Directions:
1. In the article on flexible healthcare facilities, rewrite the paragraph that begins "The term flexibility has become somewhat overused today" as a shorter bulleted list that keeps its main facts.
2. Copy the part of the article on flexible healthcare facilities between "WHY IS FLEXIBILITY" and "and media attention.", inclusive.
3. Continue the article on flexible healthcare facilities, picking up after its last sentence.

START Source extract

Planning Flexible Healthcare Facilities Is No Longer Optional

BACKGROUND

The term flexibility has become somewhat overused today. It is repeated as a mantra among healthcare planners and design architects. By definition it means “adaptable” or “adjustable to change.” In reality, achieving flexibility often requires that physicians and department managers and staff relinquish absolute control over their space and equipment for the greater good of the organization. However, with fluctuating workloads, rapidly changing technology, staff shortages and high turnover, and limited access to capital in today’s dynamic healthcare environment, planning flexible space is no longer an option.

WHY IS FLEXIBILITY IMPORTANT

There are many reasons why healthcare organizations need to provide flexible and adaptable facilities such as:

  • The unpredictable healthcare environment with fluctuating demand driven by changing reimbursement, new regulations, and media attention.

  • The blending and melding of many diagnostic and treatment modalities with advances in technology.

  • Staffing shortages in many specialties that necessitate cross-training and the creation of new job descriptions.

  • Electronic information management that eliminates the need for physical proximity.

  • Limited access to capital that requires ever more efficient utilization of all resources including staff, equipment, and space.

DIFFERENT WAYS OF ACHIEVING FLEXIBILITY

Facilities should be planned to optimize current utilization as well as provide flexible space that can be adapted over time. Some ways to achieve flexibility include:

Planning multi-use or shared facility components enables a healthcare organization to use their space efficiently and balance workload peaks and valleys. Examples of multi-use spaces include:

  • Acuity-adaptable or “universal” patient rooms that can be adapted for most levels of acuity by altering staffing levels and equipment; this concept can reduce costly patient transfers during an increasingly short length of stay, provide improved continuity of care, and reduce medical errors.

  • Time-share clinic space where physicians lease space ― patient reception/intake area, exam rooms, offices, and support space ― by the day of week as needed thus reducing their fixed costs.

  • Multi-use procedure rooms that can accommodate various procedures as needed using different types of portable equipment such as EKG and ultrasound.

  • Alternating space use by shift such as using an adjacent occupational medicine clinic or same-day medical procedure unit for treating emergency department (ED) “fast track” patients during the evening and night shift, or holding ED patients in the surgery suite recovery area during the evening (or overnight) for observation, or while waiting for an inpatient bed to become available.

  • Co-locating selected procedure rooms so that they can share the same patient reception/intake, prep, recovery, and support space ― for example, various imaging modalities, invasive cardiology and angiography, and endoscopy and surgery.

END Source extract
START Material shown

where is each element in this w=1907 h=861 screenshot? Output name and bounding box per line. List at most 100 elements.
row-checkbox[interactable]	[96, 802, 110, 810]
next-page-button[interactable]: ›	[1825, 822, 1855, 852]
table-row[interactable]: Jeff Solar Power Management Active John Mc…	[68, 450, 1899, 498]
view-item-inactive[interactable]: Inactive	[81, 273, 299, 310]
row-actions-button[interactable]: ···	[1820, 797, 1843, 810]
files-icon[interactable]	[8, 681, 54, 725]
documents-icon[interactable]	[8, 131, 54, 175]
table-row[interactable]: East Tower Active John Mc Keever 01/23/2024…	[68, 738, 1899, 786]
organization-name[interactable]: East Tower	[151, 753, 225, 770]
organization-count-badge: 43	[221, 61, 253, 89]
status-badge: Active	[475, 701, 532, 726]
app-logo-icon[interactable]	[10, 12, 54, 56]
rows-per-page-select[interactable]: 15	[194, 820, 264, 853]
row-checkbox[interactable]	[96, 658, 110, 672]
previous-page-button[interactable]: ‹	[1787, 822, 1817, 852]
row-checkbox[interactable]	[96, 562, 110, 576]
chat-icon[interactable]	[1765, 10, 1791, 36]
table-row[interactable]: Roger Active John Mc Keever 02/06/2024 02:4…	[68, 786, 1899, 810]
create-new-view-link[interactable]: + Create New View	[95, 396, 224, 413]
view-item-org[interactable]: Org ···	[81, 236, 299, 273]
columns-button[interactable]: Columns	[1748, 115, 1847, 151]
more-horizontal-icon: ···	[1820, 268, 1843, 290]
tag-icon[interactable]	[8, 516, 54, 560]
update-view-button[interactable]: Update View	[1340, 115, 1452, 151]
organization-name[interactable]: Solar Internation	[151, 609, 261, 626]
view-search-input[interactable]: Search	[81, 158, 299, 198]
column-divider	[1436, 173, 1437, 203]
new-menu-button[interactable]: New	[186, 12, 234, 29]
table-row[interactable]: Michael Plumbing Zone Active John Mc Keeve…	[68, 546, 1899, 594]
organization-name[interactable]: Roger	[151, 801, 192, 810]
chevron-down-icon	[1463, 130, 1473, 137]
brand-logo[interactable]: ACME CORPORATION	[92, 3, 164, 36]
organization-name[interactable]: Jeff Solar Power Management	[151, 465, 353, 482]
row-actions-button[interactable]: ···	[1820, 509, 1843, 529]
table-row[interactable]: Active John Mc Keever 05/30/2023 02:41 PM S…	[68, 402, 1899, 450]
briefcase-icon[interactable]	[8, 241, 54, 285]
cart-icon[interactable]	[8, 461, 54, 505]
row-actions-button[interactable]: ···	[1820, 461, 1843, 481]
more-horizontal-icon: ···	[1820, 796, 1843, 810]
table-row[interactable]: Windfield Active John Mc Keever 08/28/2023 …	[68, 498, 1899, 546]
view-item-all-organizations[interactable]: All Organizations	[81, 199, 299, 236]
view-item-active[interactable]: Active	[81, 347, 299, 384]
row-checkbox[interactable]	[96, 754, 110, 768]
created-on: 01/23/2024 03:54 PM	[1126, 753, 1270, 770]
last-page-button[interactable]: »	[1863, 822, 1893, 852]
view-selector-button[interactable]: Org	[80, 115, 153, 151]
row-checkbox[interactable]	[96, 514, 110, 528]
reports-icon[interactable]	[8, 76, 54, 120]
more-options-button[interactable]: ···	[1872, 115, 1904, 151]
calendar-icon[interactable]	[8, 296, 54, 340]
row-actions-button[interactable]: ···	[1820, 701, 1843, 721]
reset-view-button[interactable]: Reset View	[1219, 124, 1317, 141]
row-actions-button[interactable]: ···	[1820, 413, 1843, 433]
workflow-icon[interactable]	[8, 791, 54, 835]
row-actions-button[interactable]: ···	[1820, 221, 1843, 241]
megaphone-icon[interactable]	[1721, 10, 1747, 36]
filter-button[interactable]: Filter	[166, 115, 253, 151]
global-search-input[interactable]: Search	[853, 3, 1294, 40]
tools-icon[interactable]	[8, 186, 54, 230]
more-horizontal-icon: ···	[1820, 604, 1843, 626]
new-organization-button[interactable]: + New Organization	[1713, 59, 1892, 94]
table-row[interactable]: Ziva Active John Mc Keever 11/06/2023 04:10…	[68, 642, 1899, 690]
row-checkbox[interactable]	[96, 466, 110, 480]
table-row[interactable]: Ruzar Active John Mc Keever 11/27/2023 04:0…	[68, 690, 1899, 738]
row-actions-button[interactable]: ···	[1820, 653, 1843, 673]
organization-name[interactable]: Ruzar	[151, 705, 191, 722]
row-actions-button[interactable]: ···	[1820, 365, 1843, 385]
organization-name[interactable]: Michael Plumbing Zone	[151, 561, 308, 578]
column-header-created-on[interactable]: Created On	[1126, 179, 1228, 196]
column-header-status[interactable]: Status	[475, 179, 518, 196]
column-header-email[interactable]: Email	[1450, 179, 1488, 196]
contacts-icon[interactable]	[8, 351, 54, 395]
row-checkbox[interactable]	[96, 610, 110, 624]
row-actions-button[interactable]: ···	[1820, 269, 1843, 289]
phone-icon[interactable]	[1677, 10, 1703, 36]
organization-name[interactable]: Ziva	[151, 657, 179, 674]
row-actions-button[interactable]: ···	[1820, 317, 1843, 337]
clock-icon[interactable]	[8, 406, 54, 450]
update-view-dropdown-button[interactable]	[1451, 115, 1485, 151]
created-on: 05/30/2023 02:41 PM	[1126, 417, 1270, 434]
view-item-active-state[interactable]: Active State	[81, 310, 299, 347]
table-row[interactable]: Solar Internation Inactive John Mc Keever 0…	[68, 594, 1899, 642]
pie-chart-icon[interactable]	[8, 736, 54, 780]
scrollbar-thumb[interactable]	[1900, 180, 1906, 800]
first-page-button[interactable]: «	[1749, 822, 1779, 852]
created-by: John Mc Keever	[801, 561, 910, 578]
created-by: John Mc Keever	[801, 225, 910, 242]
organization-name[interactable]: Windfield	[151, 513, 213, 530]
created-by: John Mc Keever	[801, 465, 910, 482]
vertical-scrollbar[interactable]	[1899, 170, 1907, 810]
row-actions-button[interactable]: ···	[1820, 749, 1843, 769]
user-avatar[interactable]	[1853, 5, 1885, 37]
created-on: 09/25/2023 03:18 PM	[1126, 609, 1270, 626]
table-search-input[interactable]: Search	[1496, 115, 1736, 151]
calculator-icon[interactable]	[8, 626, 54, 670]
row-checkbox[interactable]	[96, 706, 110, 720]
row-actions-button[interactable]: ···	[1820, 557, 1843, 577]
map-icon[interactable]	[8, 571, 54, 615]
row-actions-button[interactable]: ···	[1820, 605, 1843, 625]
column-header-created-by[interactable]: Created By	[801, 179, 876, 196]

END Material shown

Numbered answers:
1.
- "Flexibility" is an overused term, repeated like a mantra by healthcare planners and design architects.
- It means "adaptable" or "adjustable to change."
- Achieving it often requires physicians, department managers and staff to give up full control of their space and equipment for the good of the organization.
- With fluctuating workloads, fast-changing technology, staff shortages and high turnover, and limited access to capital, planning flexible space is no longer optional.

2.
WHY IS FLEXIBILITY IMPORTANT

There are many reasons why healthcare organizations need to provide flexible and adaptable facilities such as:

  • The unpredictable healthcare environment with fluctuating demand driven by changing reimbursement, new regulations, and media attention.

3.
Planning flexible space that can be adapted over time to accommodate shifts in program focus and fluctuating utilization can reduce long-tern renovation costs. This includes space that can be easily adapted for a different functional use by switching out equipment, adding a second bed, or reassigning offices and workstations to another department. In addition to the acuity-adaptable patient room mentioned above, other examples of adaptable spaces include:

  • Planning a flexible diagnostic and treatment center with a central patient reception/intake, prep, and recovery area, shared staff facilities, and a mix of large and small procedure rooms where equipment can be changed and upgraded as needed; this is in contrast to the traditional approach of planning dispersed and fragmented “departments” (e.g., radiology, CT, nuclear medicine, cardiology, ultrasound).

  • Providing flexible customer service space using a “one-stop shopping” concept to accommodate admitting/registration, financial counseling, cashiering, scheduling, and other similar services that require face-to-face customer interaction; with flexible offices/cubicles (and cross-trained staff), services can be adapted to the customers’ needs over time.

  • Planning a generic administrative office suite to be used by various administrative and support staff who do not require face-to-face customer contact. Space can be reassigned in response to organizational changes, thus eliminating department “turf” issues and improving overall space utilization.

Unbundling selected services ― rather than embedding everything into the hospital structure ― can not only reduce an organization’s initial capital investment, but can facilitate future space reallocation, contraction, and expansion, as workloads, staffing, and operational processes change over time. Some examples include:

  • Relocating routine, high-volume outpatient services in separate facilities (on-campus or off-campus) with dedicated parking and convenient access. Examples include primary care clinics, selected high-volume outpatient services, or recurring or chronic outpatient services such as rehabilitation, chemotherapy, and dialysis. 

  • Consolidating building support services into a separate service building ― creating space for supply, processing, and distribution functions that is less expensive to construct and renovate as operational systems, technology, and work processes change.

  • Relocating administrative offices for staff who are not involved in direct patient care outside the hospital (on-site or off-site) in less expensive and adaptable “office building” space.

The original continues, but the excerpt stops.